### [Task description]
Write out the entire listing below exactly as it appears, minus any pictures.

### [Excerpt from a dataset]
◇ ◇ ◇ ◇

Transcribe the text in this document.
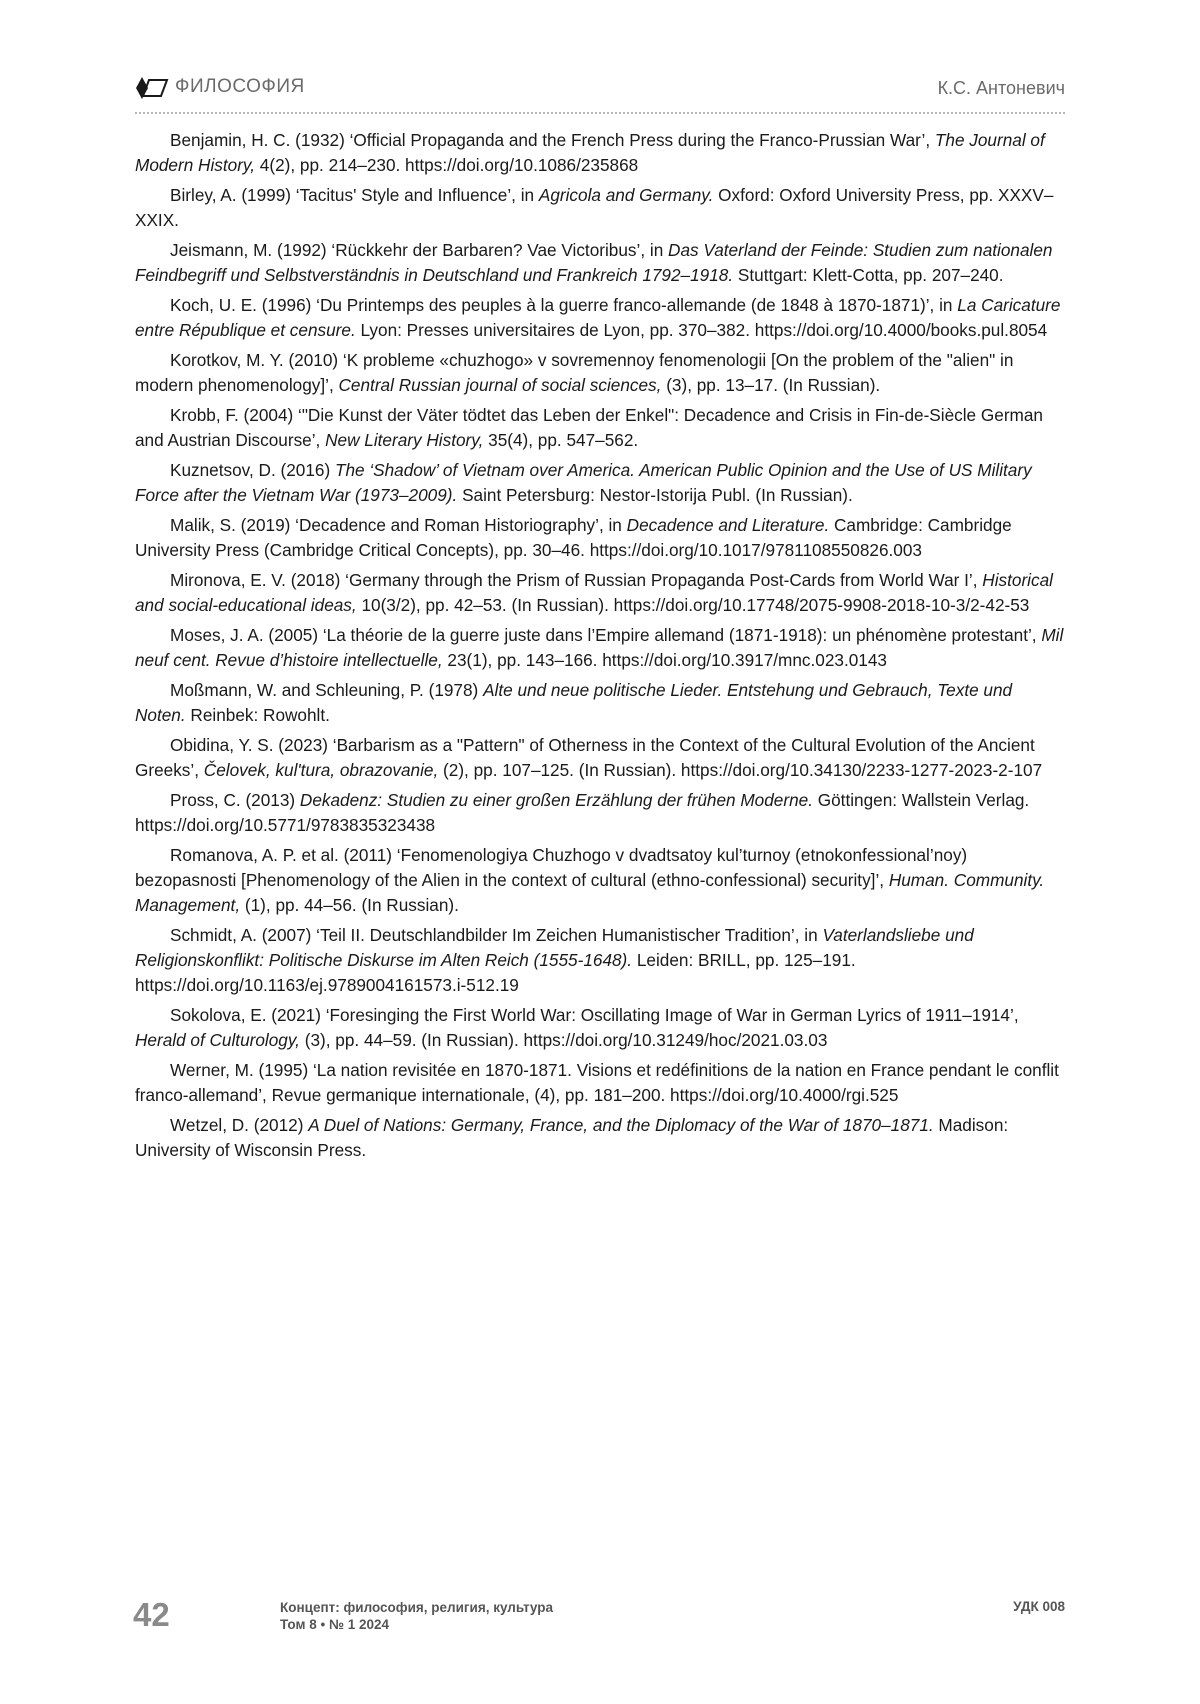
ФИЛОСОФИЯ	К.С. Антоневич

Benjamin, H. C. (1932) ‘Official Propaganda and the French Press during the Franco-Prussian War’, The Journal of Modern History, 4(2), pp. 214–230. https://doi.org/10.1086/235868

Birley, A. (1999) ‘Tacitus' Style and Influence’, in Agricola and Germany. Oxford: Oxford University Press, pp. XXXV–XXIX.

Jeismann, M. (1992) ‘Rückkehr der Barbaren? Vae Victoribus’, in Das Vaterland der Feinde: Studien zum nationalen Feindbegriff und Selbstverständnis in Deutschland und Frankreich 1792–1918. Stuttgart: Klett-Cotta, pp. 207–240.

Koch, U. E. (1996) ‘Du Printemps des peuples à la guerre franco-allemande (de 1848 à 1870-1871)’, in La Caricature entre République et censure. Lyon: Presses universitaires de Lyon, pp. 370–382. https://doi.org/10.4000/books.pul.8054

Korotkov, M. Y. (2010) ‘K probleme «chuzhogo» v sovremennoy fenomenologii [On the problem of the "alien" in modern phenomenology]’, Central Russian journal of social sciences, (3), pp. 13–17. (In Russian).

Krobb, F. (2004) ‘"Die Kunst der Väter tödtet das Leben der Enkel": Decadence and Crisis in Fin-de-Siècle German and Austrian Discourse’, New Literary History, 35(4), pp. 547–562.

Kuznetsov, D. (2016) The ‘Shadow’ of Vietnam over America. American Public Opinion and the Use of US Military Force after the Vietnam War (1973–2009). Saint Petersburg: Nestor-Istorija Publ. (In Russian).

Malik, S. (2019) ‘Decadence and Roman Historiography’, in Decadence and Literature. Cambridge: Cambridge University Press (Cambridge Critical Concepts), pp. 30–46. https://doi.org/10.1017/9781108550826.003

Mironova, E. V. (2018) ‘Germany through the Prism of Russian Propaganda Post-Cards from World War I’, Historical and social-educational ideas, 10(3/2), pp. 42–53. (In Russian). https://doi.org/10.17748/2075-9908-2018-10-3/2-42-53

Moses, J. A. (2005) ‘La théorie de la guerre juste dans l’Empire allemand (1871-1918): un phénomène protestant’, Mil neuf cent. Revue d’histoire intellectuelle, 23(1), pp. 143–166. https://doi.org/10.3917/mnc.023.0143

Moßmann, W. and Schleuning, P. (1978) Alte und neue politische Lieder. Entstehung und Gebrauch, Texte und Noten. Reinbek: Rowohlt.

Obidina, Y. S. (2023) ‘Barbarism as a "Pattern" of Otherness in the Context of the Cultural Evolution of the Ancient Greeks’, Čelovek, kul'tura, obrazovanie, (2), pp. 107–125. (In Russian). https://doi.org/10.34130/2233-1277-2023-2-107

Pross, C. (2013) Dekadenz: Studien zu einer großen Erzählung der frühen Moderne. Göttingen: Wallstein Verlag. https://doi.org/10.5771/9783835323438

Romanova, A. P. et al. (2011) ‘Fenomenologiya Chuzhogo v dvadtsatoy kul’turnoy (etnokonfessional’noy) bezopasnosti [Phenomenology of the Alien in the context of cultural (ethno-confessional) security]’, Human. Community. Management, (1), pp. 44–56. (In Russian).

Schmidt, A. (2007) ‘Teil II. Deutschlandbilder Im Zeichen Humanistischer Tradition’, in Vaterlandsliebe und Religionskonflikt: Politische Diskurse im Alten Reich (1555-1648). Leiden: BRILL, pp. 125–191. https://doi.org/10.1163/ej.9789004161573.i-512.19

Sokolova, E. (2021) ‘Foresinging the First World War: Oscillating Image of War in German Lyrics of 1911–1914’, Herald of Culturology, (3), pp. 44–59. (In Russian). https://doi.org/10.31249/hoc/2021.03.03

Werner, M. (1995) ‘La nation revisitée en 1870-1871. Visions et redéfinitions de la nation en France pendant le conflit franco-allemand’, Revue germanique internationale, (4), pp. 181–200. https://doi.org/10.4000/rgi.525

Wetzel, D. (2012) A Duel of Nations: Germany, France, and the Diplomacy of the War of 1870–1871. Madison: University of Wisconsin Press.

42	Концепт: философия, религия, культура
Том 8 • № 1 2024
УДК 008
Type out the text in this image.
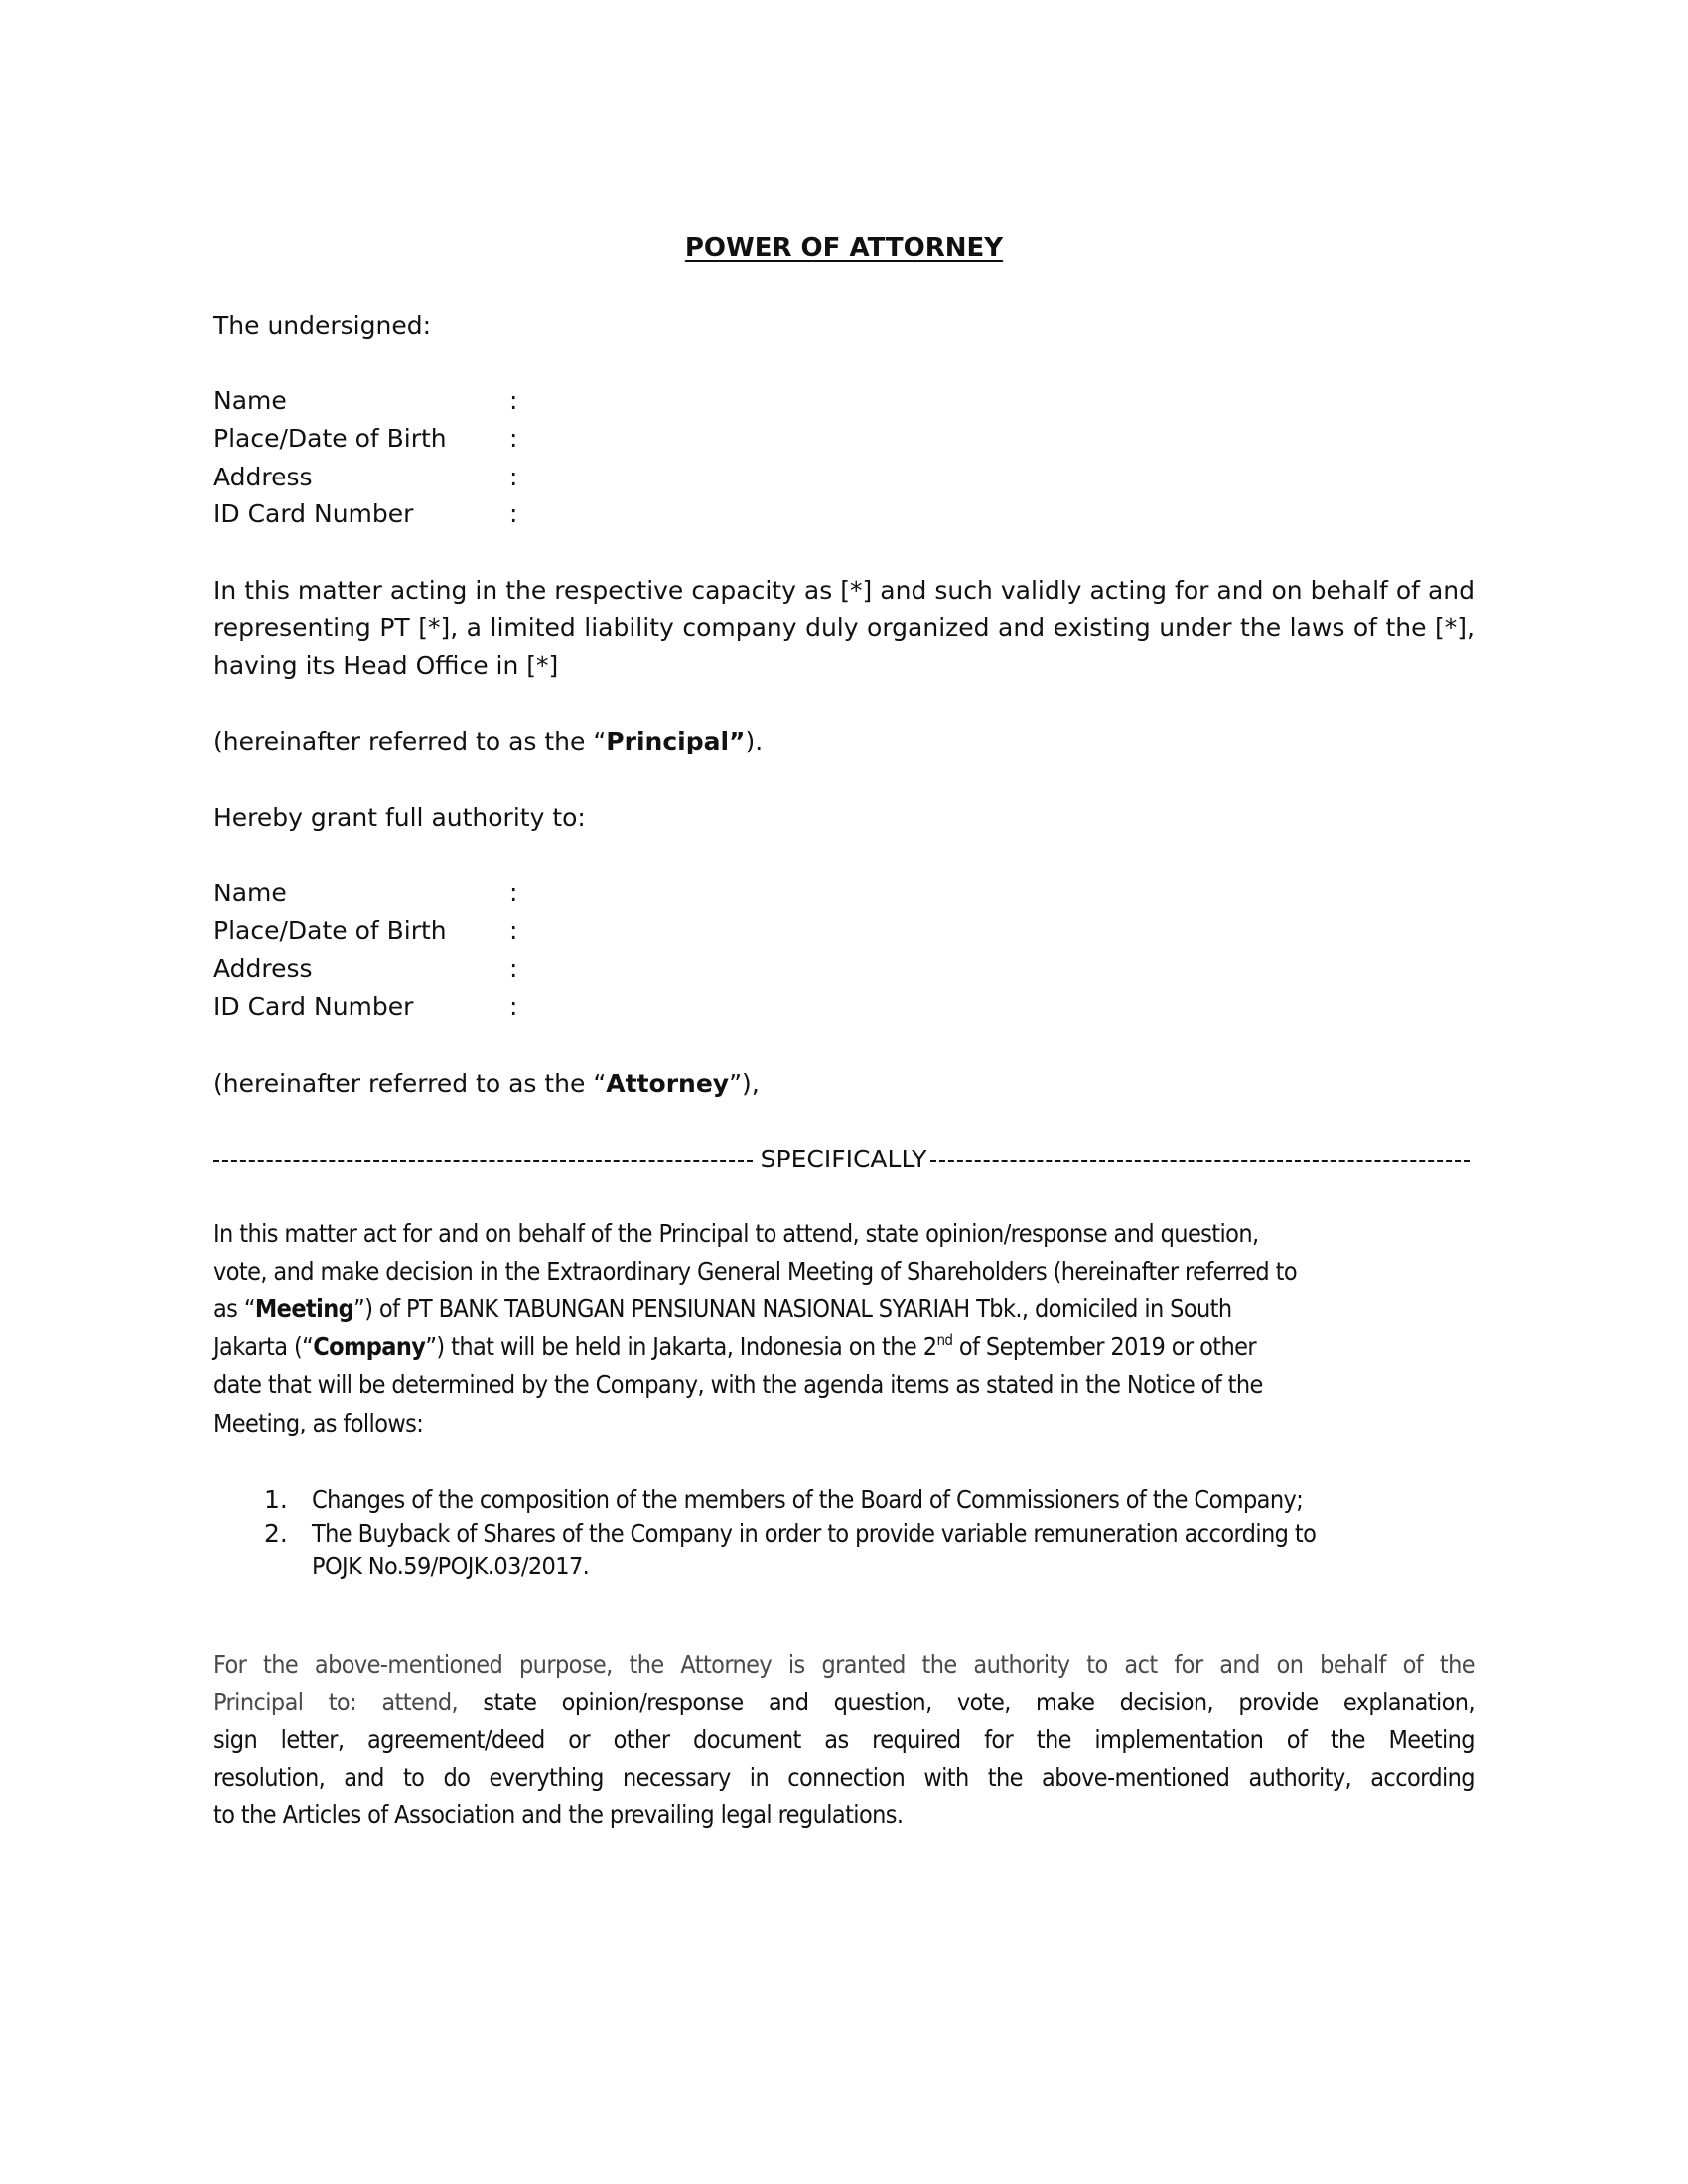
POWER OF ATTORNEY
The undersigned:
Name	:
Place/Date of Birth	:
Address	:
ID Card Number	:
In this matter acting in the respective capacity as [*] and such validly acting for and on behalf of and
representing PT [*], a limited liability company duly organized and existing under the laws of the [*],
having its Head Office in [*]
(hereinafter referred to as the “Principal”).
Hereby grant full authority to:
Name	:
Place/Date of Birth	:
Address	:
ID Card Number	:
(hereinafter referred to as the “Attorney”),
SPECIFICALLY
In this matter act for and on behalf of the Principal to attend, state opinion/response and question,
vote, and make decision in the Extraordinary General Meeting of Shareholders (hereinafter referred to
as “Meeting”) of PT BANK TABUNGAN PENSIUNAN NASIONAL SYARIAH Tbk., domiciled in South
Jakarta (“Company”) that will be held in Jakarta, Indonesia on the 2nd of September 2019 or other
date that will be determined by the Company, with the agenda items as stated in the Notice of the
Meeting, as follows:
1. Changes of the composition of the members of the Board of Commissioners of the Company;
2. The Buyback of Shares of the Company in order to provide variable remuneration according to
POJK No.59/POJK.03/2017.
For the above-mentioned purpose, the Attorney is granted the authority to act for and on behalf of the
Principal to: attend, state opinion/response and question, vote, make decision, provide explanation,
sign letter, agreement/deed or other document as required for the implementation of the Meeting
resolution, and to do everything necessary in connection with the above-mentioned authority, according
to the Articles of Association and the prevailing legal regulations.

◇ ◇ ◇ ◇

### [Worked answer]
Transcribe the text in this document.
ФИЛОСОФИЯ	К.С. Антоневич

Benjamin, H. C. (1932) ‘Official Propaganda and the French Press during the Franco-Prussian War’, The Journal of Modern History, 4(2), pp. 214–230. https://doi.org/10.1086/235868

Birley, A. (1999) ‘Tacitus' Style and Influence’, in Agricola and Germany. Oxford: Oxford University Press, pp. XXXV–XXIX.

Jeismann, M. (1992) ‘Rückkehr der Barbaren? Vae Victoribus’, in Das Vaterland der Feinde: Studien zum nationalen Feindbegriff und Selbstverständnis in Deutschland und Frankreich 1792–1918. Stuttgart: Klett-Cotta, pp. 207–240.

Koch, U. E. (1996) ‘Du Printemps des peuples à la guerre franco-allemande (de 1848 à 1870-1871)’, in La Caricature entre République et censure. Lyon: Presses universitaires de Lyon, pp. 370–382. https://doi.org/10.4000/books.pul.8054

Korotkov, M. Y. (2010) ‘K probleme «chuzhogo» v sovremennoy fenomenologii [On the problem of the "alien" in modern phenomenology]’, Central Russian journal of social sciences, (3), pp. 13–17. (In Russian).

Krobb, F. (2004) ‘"Die Kunst der Väter tödtet das Leben der Enkel": Decadence and Crisis in Fin-de-Siècle German and Austrian Discourse’, New Literary History, 35(4), pp. 547–562.

Kuznetsov, D. (2016) The ‘Shadow’ of Vietnam over America. American Public Opinion and the Use of US Military Force after the Vietnam War (1973–2009). Saint Petersburg: Nestor-Istorija Publ. (In Russian).

Malik, S. (2019) ‘Decadence and Roman Historiography’, in Decadence and Literature. Cambridge: Cambridge University Press (Cambridge Critical Concepts), pp. 30–46. https://doi.org/10.1017/9781108550826.003

Mironova, E. V. (2018) ‘Germany through the Prism of Russian Propaganda Post-Cards from World War I’, Historical and social-educational ideas, 10(3/2), pp. 42–53. (In Russian). https://doi.org/10.17748/2075-9908-2018-10-3/2-42-53

Moses, J. A. (2005) ‘La théorie de la guerre juste dans l’Empire allemand (1871-1918): un phénomène protestant’, Mil neuf cent. Revue d’histoire intellectuelle, 23(1), pp. 143–166. https://doi.org/10.3917/mnc.023.0143

Moßmann, W. and Schleuning, P. (1978) Alte und neue politische Lieder. Entstehung und Gebrauch, Texte und Noten. Reinbek: Rowohlt.

Obidina, Y. S. (2023) ‘Barbarism as a "Pattern" of Otherness in the Context of the Cultural Evolution of the Ancient Greeks’, Čelovek, kul'tura, obrazovanie, (2), pp. 107–125. (In Russian). https://doi.org/10.34130/2233-1277-2023-2-107

Pross, C. (2013) Dekadenz: Studien zu einer großen Erzählung der frühen Moderne. Göttingen: Wallstein Verlag. https://doi.org/10.5771/9783835323438

Romanova, A. P. et al. (2011) ‘Fenomenologiya Chuzhogo v dvadtsatoy kul’turnoy (etnokonfessional’noy) bezopasnosti [Phenomenology of the Alien in the context of cultural (ethno-confessional) security]’, Human. Community. Management, (1), pp. 44–56. (In Russian).

Schmidt, A. (2007) ‘Teil II. Deutschlandbilder Im Zeichen Humanistischer Tradition’, in Vaterlandsliebe und Religionskonflikt: Politische Diskurse im Alten Reich (1555-1648). Leiden: BRILL, pp. 125–191. https://doi.org/10.1163/ej.9789004161573.i-512.19

Sokolova, E. (2021) ‘Foresinging the First World War: Oscillating Image of War in German Lyrics of 1911–1914’, Herald of Culturology, (3), pp. 44–59. (In Russian). https://doi.org/10.31249/hoc/2021.03.03

Werner, M. (1995) ‘La nation revisitée en 1870-1871. Visions et redéfinitions de la nation en France pendant le conflit franco-allemand’, Revue germanique internationale, (4), pp. 181–200. https://doi.org/10.4000/rgi.525

Wetzel, D. (2012) A Duel of Nations: Germany, France, and the Diplomacy of the War of 1870–1871. Madison: University of Wisconsin Press.

42	Концепт: философия, религия, культура
Том 8 • № 1 2024
УДК 008
Type out the text in this image.
POWER OF ATTORNEY
The undersigned:
Name	:
Place/Date of Birth	:
Address	:
ID Card Number	:
In this matter acting in the respective capacity as [*] and such validly acting for and on behalf of and
representing PT [*], a limited liability company duly organized and existing under the laws of the [*],
having its Head Office in [*]
(hereinafter referred to as the “Principal”).
Hereby grant full authority to:
Name	:
Place/Date of Birth	:
Address	:
ID Card Number	:
(hereinafter referred to as the “Attorney”),
SPECIFICALLY
In this matter act for and on behalf of the Principal to attend, state opinion/response and question,
vote, and make decision in the Extraordinary General Meeting of Shareholders (hereinafter referred to
as “Meeting”) of PT BANK TABUNGAN PENSIUNAN NASIONAL SYARIAH Tbk., domiciled in South
Jakarta (“Company”) that will be held in Jakarta, Indonesia on the 2nd of September 2019 or other
date that will be determined by the Company, with the agenda items as stated in the Notice of the
Meeting, as follows:
1. Changes of the composition of the members of the Board of Commissioners of the Company;
2. The Buyback of Shares of the Company in order to provide variable remuneration according to
POJK No.59/POJK.03/2017.
For the above-mentioned purpose, the Attorney is granted the authority to act for and on behalf of the
Principal to: attend, state opinion/response and question, vote, make decision, provide explanation,
sign letter, agreement/deed or other document as required for the implementation of the Meeting
resolution, and to do everything necessary in connection with the above-mentioned authority, according
to the Articles of Association and the prevailing legal regulations.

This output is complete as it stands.